Task prompt: Copy the listing verbatim, excluding any images found in it.

******

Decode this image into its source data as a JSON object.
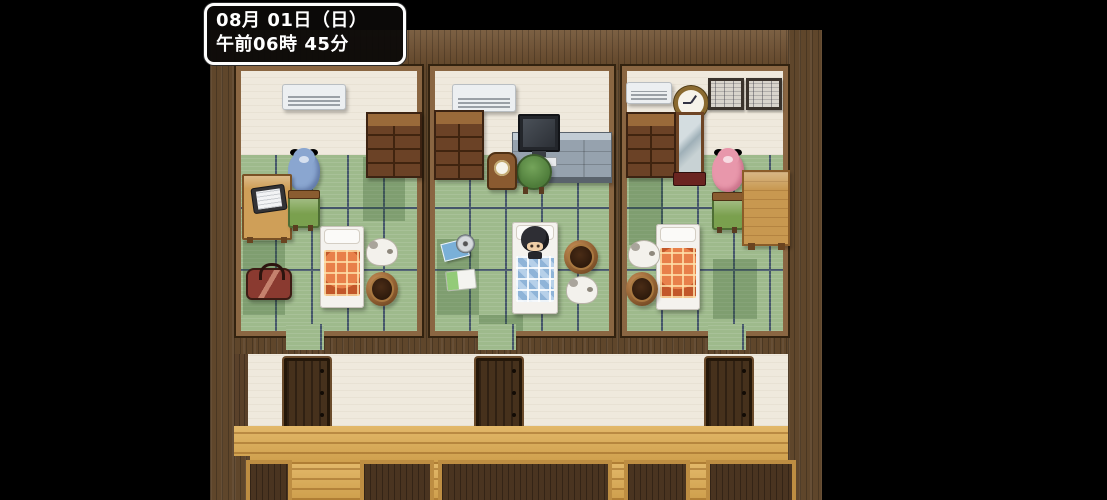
{
  "hud": {
    "date_line": "08月 01日（日）",
    "time_line": "午前06時 45分"
  },
  "scene": {
    "view": "top-down interior of three tatami bedrooms above a hallway",
    "rooms": [
      {
        "name": "left-bedroom",
        "objects": [
          "air-conditioner",
          "dresser",
          "blue-teddy-bear",
          "desk-with-laptop",
          "green-chair",
          "bed-orange-blanket",
          "sleeping-dog",
          "woven-basket",
          "red-bag"
        ]
      },
      {
        "name": "middle-bedroom",
        "objects": [
          "air-conditioner",
          "dresser",
          "computer-desk",
          "monitor",
          "green-stool",
          "alarm-clock",
          "cd-discs",
          "white-book",
          "bed-blue-blanket-with-sleeping-character",
          "woven-basket",
          "sleeping-dog"
        ]
      },
      {
        "name": "right-bedroom",
        "objects": [
          "air-conditioner",
          "wall-clock",
          "framed-picture",
          "framed-picture",
          "dresser",
          "standing-mirror",
          "pink-teddy-bear",
          "green-chair",
          "low-table",
          "bed-orange-blanket",
          "sleeping-dog",
          "woven-basket"
        ]
      }
    ],
    "hallway": {
      "doors": 3,
      "floor": "wooden-planks"
    }
  },
  "palette": {
    "background": "#000000",
    "wall_wood": "#5f462b",
    "room_frame": "#8a6642",
    "plaster_wall": "#efe9dd",
    "tatami_green": "#9eba8c",
    "tatami_line": "#45566a",
    "hall_floor": "#d9a750",
    "door_wood": "#46311c",
    "hud_border": "#ffffff",
    "hud_background": "#0c0a08",
    "hud_text": "#ffffff"
  }
}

******

Full solution:
Decode this image into its source data as a JSON object.
{
  "hud": {
    "date_line": "08月 01日（日）",
    "time_line": "午前06時 45分"
  },
  "scene": {
    "view": "top-down interior of three tatami bedrooms above a hallway",
    "rooms": [
      {
        "name": "left-bedroom",
        "objects": [
          "air-conditioner",
          "dresser",
          "blue-teddy-bear",
          "desk-with-laptop",
          "green-chair",
          "bed-orange-blanket",
          "sleeping-dog",
          "woven-basket",
          "red-bag"
        ]
      },
      {
        "name": "middle-bedroom",
        "objects": [
          "air-conditioner",
          "dresser",
          "computer-desk",
          "monitor",
          "green-stool",
          "alarm-clock",
          "cd-discs",
          "white-book",
          "bed-blue-blanket-with-sleeping-character",
          "woven-basket",
          "sleeping-dog"
        ]
      },
      {
        "name": "right-bedroom",
        "objects": [
          "air-conditioner",
          "wall-clock",
          "framed-picture",
          "framed-picture",
          "dresser",
          "standing-mirror",
          "pink-teddy-bear",
          "green-chair",
          "low-table",
          "bed-orange-blanket",
          "sleeping-dog",
          "woven-basket"
        ]
      }
    ],
    "hallway": {
      "doors": 3,
      "floor": "wooden-planks"
    }
  },
  "palette": {
    "background": "#000000",
    "wall_wood": "#5f462b",
    "room_frame": "#8a6642",
    "plaster_wall": "#efe9dd",
    "tatami_green": "#9eba8c",
    "tatami_line": "#45566a",
    "hall_floor": "#d9a750",
    "door_wood": "#46311c",
    "hud_border": "#ffffff",
    "hud_background": "#0c0a08",
    "hud_text": "#ffffff"
  }
}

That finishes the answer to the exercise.